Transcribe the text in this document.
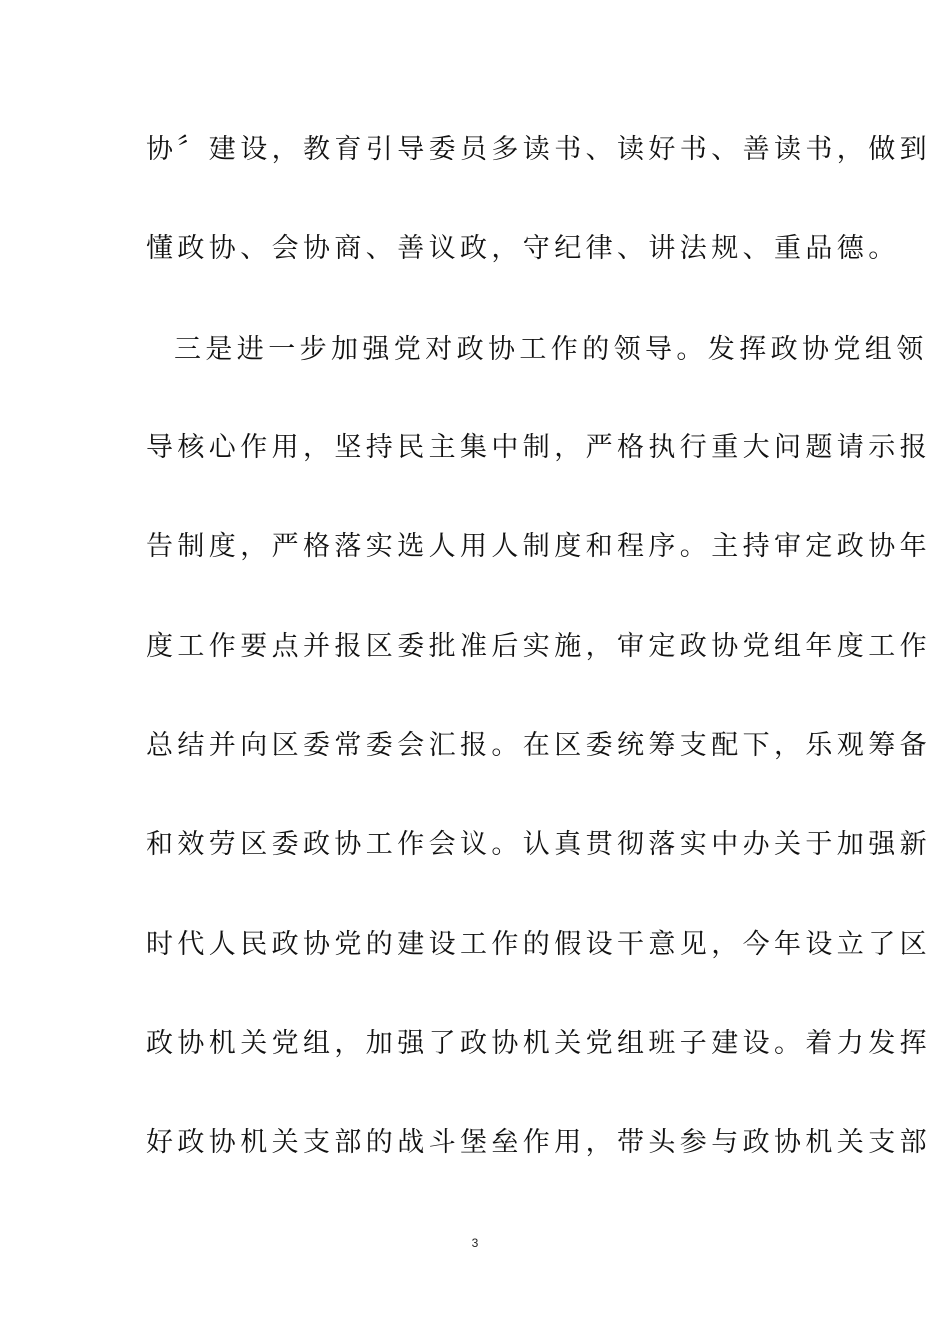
协〞建设，教育引导委员多读书、读好书、善读书，做到
懂政协、会协商、善议政，守纪律、讲法规、重品德。
三是进一步加强党对政协工作的领导。发挥政协党组领
导核心作用，坚持民主集中制，严格执行重大问题请示报
告制度，严格落实选人用人制度和程序。主持审定政协年
度工作要点并报区委批准后实施，审定政协党组年度工作
总结并向区委常委会汇报。在区委统筹支配下，乐观筹备
和效劳区委政协工作会议。认真贯彻落实中办关于加强新
时代人民政协党的建设工作的假设干意见，今年设立了区
政协机关党组，加强了政协机关党组班子建设。着力发挥
好政协机关支部的战斗堡垒作用，带头参与政协机关支部
3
══════════
**Directions for this task:**
Leaving all pictures aside, quote each record exactly.

**Worked answer:**
Transcribe the text in this document.
协〞建设，教育引导委员多读书、读好书、善读书，做到
懂政协、会协商、善议政，守纪律、讲法规、重品德。
三是进一步加强党对政协工作的领导。发挥政协党组领
导核心作用，坚持民主集中制，严格执行重大问题请示报
告制度，严格落实选人用人制度和程序。主持审定政协年
度工作要点并报区委批准后实施，审定政协党组年度工作
总结并向区委常委会汇报。在区委统筹支配下，乐观筹备
和效劳区委政协工作会议。认真贯彻落实中办关于加强新
时代人民政协党的建设工作的假设干意见，今年设立了区
政协机关党组，加强了政协机关党组班子建设。着力发挥
好政协机关支部的战斗堡垒作用，带头参与政协机关支部
3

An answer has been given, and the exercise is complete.